**What the exercise asks:** Type out the records that follow, exactly as given.
[START OF Recorded data]
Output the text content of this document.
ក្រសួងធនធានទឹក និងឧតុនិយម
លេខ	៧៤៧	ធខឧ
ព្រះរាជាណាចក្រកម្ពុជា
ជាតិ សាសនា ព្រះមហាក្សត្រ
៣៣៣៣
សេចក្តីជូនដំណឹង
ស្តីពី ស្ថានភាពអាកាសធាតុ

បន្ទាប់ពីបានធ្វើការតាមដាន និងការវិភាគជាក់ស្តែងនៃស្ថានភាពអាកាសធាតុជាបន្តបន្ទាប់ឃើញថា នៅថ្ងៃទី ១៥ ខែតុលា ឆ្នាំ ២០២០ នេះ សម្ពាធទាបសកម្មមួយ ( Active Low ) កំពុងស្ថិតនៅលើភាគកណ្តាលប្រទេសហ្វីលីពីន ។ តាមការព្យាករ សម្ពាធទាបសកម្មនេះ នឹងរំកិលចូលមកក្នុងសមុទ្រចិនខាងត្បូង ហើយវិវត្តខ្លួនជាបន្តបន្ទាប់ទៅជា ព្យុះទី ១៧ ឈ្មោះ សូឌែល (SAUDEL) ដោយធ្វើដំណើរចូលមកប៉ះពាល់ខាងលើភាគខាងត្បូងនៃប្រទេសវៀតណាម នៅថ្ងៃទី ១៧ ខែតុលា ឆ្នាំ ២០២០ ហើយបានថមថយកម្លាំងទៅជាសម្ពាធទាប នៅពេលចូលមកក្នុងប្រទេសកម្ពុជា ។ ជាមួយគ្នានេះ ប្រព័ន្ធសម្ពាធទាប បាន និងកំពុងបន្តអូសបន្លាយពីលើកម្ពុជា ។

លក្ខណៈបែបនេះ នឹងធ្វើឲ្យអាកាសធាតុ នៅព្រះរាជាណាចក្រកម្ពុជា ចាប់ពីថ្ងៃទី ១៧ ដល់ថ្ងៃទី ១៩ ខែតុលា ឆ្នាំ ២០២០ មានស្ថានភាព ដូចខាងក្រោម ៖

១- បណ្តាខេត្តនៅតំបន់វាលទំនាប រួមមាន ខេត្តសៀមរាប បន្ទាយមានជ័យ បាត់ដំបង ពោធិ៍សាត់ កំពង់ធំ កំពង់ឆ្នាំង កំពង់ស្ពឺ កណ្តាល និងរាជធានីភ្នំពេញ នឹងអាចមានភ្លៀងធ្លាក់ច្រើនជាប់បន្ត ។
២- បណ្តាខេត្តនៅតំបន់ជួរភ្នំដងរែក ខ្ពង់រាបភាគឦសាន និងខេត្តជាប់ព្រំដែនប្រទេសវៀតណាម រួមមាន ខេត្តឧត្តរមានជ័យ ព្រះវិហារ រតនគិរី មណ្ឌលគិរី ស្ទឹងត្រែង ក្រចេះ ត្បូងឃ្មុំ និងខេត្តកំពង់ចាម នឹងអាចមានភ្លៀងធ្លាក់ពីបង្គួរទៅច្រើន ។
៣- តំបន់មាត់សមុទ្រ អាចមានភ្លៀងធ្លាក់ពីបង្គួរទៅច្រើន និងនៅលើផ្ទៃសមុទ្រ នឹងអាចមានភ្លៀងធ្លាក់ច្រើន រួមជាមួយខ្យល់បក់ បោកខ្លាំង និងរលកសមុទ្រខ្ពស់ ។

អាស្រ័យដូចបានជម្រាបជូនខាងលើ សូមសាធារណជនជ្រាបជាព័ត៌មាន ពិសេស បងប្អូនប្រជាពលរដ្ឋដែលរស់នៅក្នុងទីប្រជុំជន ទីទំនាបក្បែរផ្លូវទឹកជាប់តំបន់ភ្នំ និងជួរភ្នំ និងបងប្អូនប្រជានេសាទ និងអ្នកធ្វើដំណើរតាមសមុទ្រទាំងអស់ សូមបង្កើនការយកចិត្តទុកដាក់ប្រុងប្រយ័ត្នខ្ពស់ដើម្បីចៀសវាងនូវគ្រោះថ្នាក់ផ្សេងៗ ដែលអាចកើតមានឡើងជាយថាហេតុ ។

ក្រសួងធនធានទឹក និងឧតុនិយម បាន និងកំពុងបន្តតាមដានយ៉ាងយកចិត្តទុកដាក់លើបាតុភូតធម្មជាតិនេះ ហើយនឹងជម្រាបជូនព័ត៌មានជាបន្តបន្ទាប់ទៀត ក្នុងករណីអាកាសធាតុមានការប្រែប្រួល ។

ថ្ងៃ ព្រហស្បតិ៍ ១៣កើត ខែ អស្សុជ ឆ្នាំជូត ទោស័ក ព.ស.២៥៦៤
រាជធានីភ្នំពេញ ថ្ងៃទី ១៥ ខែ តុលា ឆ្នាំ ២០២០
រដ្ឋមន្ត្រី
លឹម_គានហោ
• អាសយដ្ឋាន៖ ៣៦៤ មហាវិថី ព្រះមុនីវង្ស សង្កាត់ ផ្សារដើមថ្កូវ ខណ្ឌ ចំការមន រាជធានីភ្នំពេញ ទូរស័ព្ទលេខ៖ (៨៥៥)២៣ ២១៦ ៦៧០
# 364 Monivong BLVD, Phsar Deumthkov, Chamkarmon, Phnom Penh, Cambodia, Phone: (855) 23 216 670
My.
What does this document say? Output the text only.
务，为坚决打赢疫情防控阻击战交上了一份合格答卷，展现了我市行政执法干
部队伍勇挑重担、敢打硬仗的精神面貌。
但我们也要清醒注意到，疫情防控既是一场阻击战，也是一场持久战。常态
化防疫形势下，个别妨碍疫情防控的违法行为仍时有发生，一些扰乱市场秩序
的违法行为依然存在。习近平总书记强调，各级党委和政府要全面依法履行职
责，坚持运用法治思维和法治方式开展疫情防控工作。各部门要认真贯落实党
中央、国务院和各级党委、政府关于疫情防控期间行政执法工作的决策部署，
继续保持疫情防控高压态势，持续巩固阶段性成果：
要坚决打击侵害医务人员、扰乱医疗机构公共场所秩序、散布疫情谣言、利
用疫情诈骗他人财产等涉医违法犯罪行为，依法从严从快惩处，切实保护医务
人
[END OF Recorded data]
**Result for this exercise:**
Output the text content of this document.
ក្រសួងធនធានទឹក និងឧតុនិយម
លេខ	៧៤៧	ធខឧ
ព្រះរាជាណាចក្រកម្ពុជា
ជាតិ សាសនា ព្រះមហាក្សត្រ
៣៣៣៣
សេចក្តីជូនដំណឹង
ស្តីពី ស្ថានភាពអាកាសធាតុ

បន្ទាប់ពីបានធ្វើការតាមដាន និងការវិភាគជាក់ស្តែងនៃស្ថានភាពអាកាសធាតុជាបន្តបន្ទាប់ឃើញថា នៅថ្ងៃទី ១៥ ខែតុលា ឆ្នាំ ២០២០ នេះ សម្ពាធទាបសកម្មមួយ ( Active Low ) កំពុងស្ថិតនៅលើភាគកណ្តាលប្រទេសហ្វីលីពីន ។ តាមការព្យាករ សម្ពាធទាបសកម្មនេះ នឹងរំកិលចូលមកក្នុងសមុទ្រចិនខាងត្បូង ហើយវិវត្តខ្លួនជាបន្តបន្ទាប់ទៅជា ព្យុះទី ១៧ ឈ្មោះ សូឌែល (SAUDEL) ដោយធ្វើដំណើរចូលមកប៉ះពាល់ខាងលើភាគខាងត្បូងនៃប្រទេសវៀតណាម នៅថ្ងៃទី ១៧ ខែតុលា ឆ្នាំ ២០២០ ហើយបានថមថយកម្លាំងទៅជាសម្ពាធទាប នៅពេលចូលមកក្នុងប្រទេសកម្ពុជា ។ ជាមួយគ្នានេះ ប្រព័ន្ធសម្ពាធទាប បាន និងកំពុងបន្តអូសបន្លាយពីលើកម្ពុជា ។

លក្ខណៈបែបនេះ នឹងធ្វើឲ្យអាកាសធាតុ នៅព្រះរាជាណាចក្រកម្ពុជា ចាប់ពីថ្ងៃទី ១៧ ដល់ថ្ងៃទី ១៩ ខែតុលា ឆ្នាំ ២០២០ មានស្ថានភាព ដូចខាងក្រោម ៖

១- បណ្តាខេត្តនៅតំបន់វាលទំនាប រួមមាន ខេត្តសៀមរាប បន្ទាយមានជ័យ បាត់ដំបង ពោធិ៍សាត់ កំពង់ធំ កំពង់ឆ្នាំង កំពង់ស្ពឺ កណ្តាល និងរាជធានីភ្នំពេញ នឹងអាចមានភ្លៀងធ្លាក់ច្រើនជាប់បន្ត ។
២- បណ្តាខេត្តនៅតំបន់ជួរភ្នំដងរែក ខ្ពង់រាបភាគឦសាន និងខេត្តជាប់ព្រំដែនប្រទេសវៀតណាម រួមមាន ខេត្តឧត្តរមានជ័យ ព្រះវិហារ រតនគិរី មណ្ឌលគិរី ស្ទឹងត្រែង ក្រចេះ ត្បូងឃ្មុំ និងខេត្តកំពង់ចាម នឹងអាចមានភ្លៀងធ្លាក់ពីបង្គួរទៅច្រើន ។
៣- តំបន់មាត់សមុទ្រ អាចមានភ្លៀងធ្លាក់ពីបង្គួរទៅច្រើន និងនៅលើផ្ទៃសមុទ្រ នឹងអាចមានភ្លៀងធ្លាក់ច្រើន រួមជាមួយខ្យល់បក់ បោកខ្លាំង និងរលកសមុទ្រខ្ពស់ ។

អាស្រ័យដូចបានជម្រាបជូនខាងលើ សូមសាធារណជនជ្រាបជាព័ត៌មាន ពិសេស បងប្អូនប្រជាពលរដ្ឋដែលរស់នៅក្នុងទីប្រជុំជន ទីទំនាបក្បែរផ្លូវទឹកជាប់តំបន់ភ្នំ និងជួរភ្នំ និងបងប្អូនប្រជានេសាទ និងអ្នកធ្វើដំណើរតាមសមុទ្រទាំងអស់ សូមបង្កើនការយកចិត្តទុកដាក់ប្រុងប្រយ័ត្នខ្ពស់ដើម្បីចៀសវាងនូវគ្រោះថ្នាក់ផ្សេងៗ ដែលអាចកើតមានឡើងជាយថាហេតុ ។

ក្រសួងធនធានទឹក និងឧតុនិយម បាន និងកំពុងបន្តតាមដានយ៉ាងយកចិត្តទុកដាក់លើបាតុភូតធម្មជាតិនេះ ហើយនឹងជម្រាបជូនព័ត៌មានជាបន្តបន្ទាប់ទៀត ក្នុងករណីអាកាសធាតុមានការប្រែប្រួល ។

ថ្ងៃ ព្រហស្បតិ៍ ១៣កើត ខែ អស្សុជ ឆ្នាំជូត ទោស័ក ព.ស.២៥៦៤
រាជធានីភ្នំពេញ ថ្ងៃទី ១៥ ខែ តុលា ឆ្នាំ ២០២០
រដ្ឋមន្ត្រី
លឹម_គានហោ
• អាសយដ្ឋាន៖ ៣៦៤ មហាវិថី ព្រះមុនីវង្ស សង្កាត់ ផ្សារដើមថ្កូវ ខណ្ឌ ចំការមន រាជធានីភ្នំពេញ ទូរស័ព្ទលេខ៖ (៨៥៥)២៣ ២១៦ ៦៧០
# 364 Monivong BLVD, Phsar Deumthkov, Chamkarmon, Phnom Penh, Cambodia, Phone: (855) 23 216 670
My.
What does this document say? Output the text only.
务，为坚决打赢疫情防控阻击战交上了一份合格答卷，展现了我市行政执法干
部队伍勇挑重担、敢打硬仗的精神面貌。
但我们也要清醒注意到，疫情防控既是一场阻击战，也是一场持久战。常态
化防疫形势下，个别妨碍疫情防控的违法行为仍时有发生，一些扰乱市场秩序
的违法行为依然存在。习近平总书记强调，各级党委和政府要全面依法履行职
责，坚持运用法治思维和法治方式开展疫情防控工作。各部门要认真贯落实党
中央、国务院和各级党委、政府关于疫情防控期间行政执法工作的决策部署，
继续保持疫情防控高压态势，持续巩固阶段性成果：
要坚决打击侵害医务人员、扰乱医疗机构公共场所秩序、散布疫情谣言、利
用疫情诈骗他人财产等涉医违法犯罪行为，依法从严从快惩处，切实保护医务
人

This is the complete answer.